• **Task goal**: Beneath this sentence is a set of records; write each of them out exactly.

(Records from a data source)
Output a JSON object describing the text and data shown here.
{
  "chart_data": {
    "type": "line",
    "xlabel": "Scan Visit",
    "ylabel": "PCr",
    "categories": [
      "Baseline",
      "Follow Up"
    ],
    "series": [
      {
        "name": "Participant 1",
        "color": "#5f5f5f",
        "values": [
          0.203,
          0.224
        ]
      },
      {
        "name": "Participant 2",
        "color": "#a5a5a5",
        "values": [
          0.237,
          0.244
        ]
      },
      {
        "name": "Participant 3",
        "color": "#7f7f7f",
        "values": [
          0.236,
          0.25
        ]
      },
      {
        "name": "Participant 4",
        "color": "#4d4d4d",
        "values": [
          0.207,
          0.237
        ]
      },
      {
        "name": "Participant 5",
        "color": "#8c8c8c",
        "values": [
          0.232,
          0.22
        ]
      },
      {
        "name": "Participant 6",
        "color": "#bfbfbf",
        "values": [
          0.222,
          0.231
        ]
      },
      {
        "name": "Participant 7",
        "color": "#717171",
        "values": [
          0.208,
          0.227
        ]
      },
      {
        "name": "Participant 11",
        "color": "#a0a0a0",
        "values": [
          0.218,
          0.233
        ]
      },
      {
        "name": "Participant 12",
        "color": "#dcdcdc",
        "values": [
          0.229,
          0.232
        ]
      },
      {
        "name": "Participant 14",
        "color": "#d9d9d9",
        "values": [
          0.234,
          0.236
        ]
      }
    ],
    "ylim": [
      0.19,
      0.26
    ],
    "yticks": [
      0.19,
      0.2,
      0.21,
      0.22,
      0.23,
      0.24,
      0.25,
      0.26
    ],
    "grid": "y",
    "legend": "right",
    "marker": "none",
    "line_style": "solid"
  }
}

• **Written response**:
Output a JSON object describing the text and data shown here.
{
  "chart_data": {
    "type": "line",
    "xlabel": "Scan Visit",
    "ylabel": "PCr",
    "categories": [
      "Baseline",
      "Follow Up"
    ],
    "series": [
      {
        "name": "Participant 1",
        "color": "#5f5f5f",
        "values": [
          0.203,
          0.224
        ]
      },
      {
        "name": "Participant 2",
        "color": "#a5a5a5",
        "values": [
          0.237,
          0.244
        ]
      },
      {
        "name": "Participant 3",
        "color": "#7f7f7f",
        "values": [
          0.236,
          0.25
        ]
      },
      {
        "name": "Participant 4",
        "color": "#4d4d4d",
        "values": [
          0.207,
          0.237
        ]
      },
      {
        "name": "Participant 5",
        "color": "#8c8c8c",
        "values": [
          0.232,
          0.22
        ]
      },
      {
        "name": "Participant 6",
        "color": "#bfbfbf",
        "values": [
          0.222,
          0.231
        ]
      },
      {
        "name": "Participant 7",
        "color": "#717171",
        "values": [
          0.208,
          0.227
        ]
      },
      {
        "name": "Participant 11",
        "color": "#a0a0a0",
        "values": [
          0.218,
          0.233
        ]
      },
      {
        "name": "Participant 12",
        "color": "#dcdcdc",
        "values": [
          0.229,
          0.232
        ]
      },
      {
        "name": "Participant 14",
        "color": "#d9d9d9",
        "values": [
          0.234,
          0.236
        ]
      }
    ],
    "ylim": [
      0.19,
      0.26
    ],
    "yticks": [
      0.19,
      0.2,
      0.21,
      0.22,
      0.23,
      0.24,
      0.25,
      0.26
    ],
    "grid": "y",
    "legend": "right",
    "marker": "none",
    "line_style": "solid"
  }
}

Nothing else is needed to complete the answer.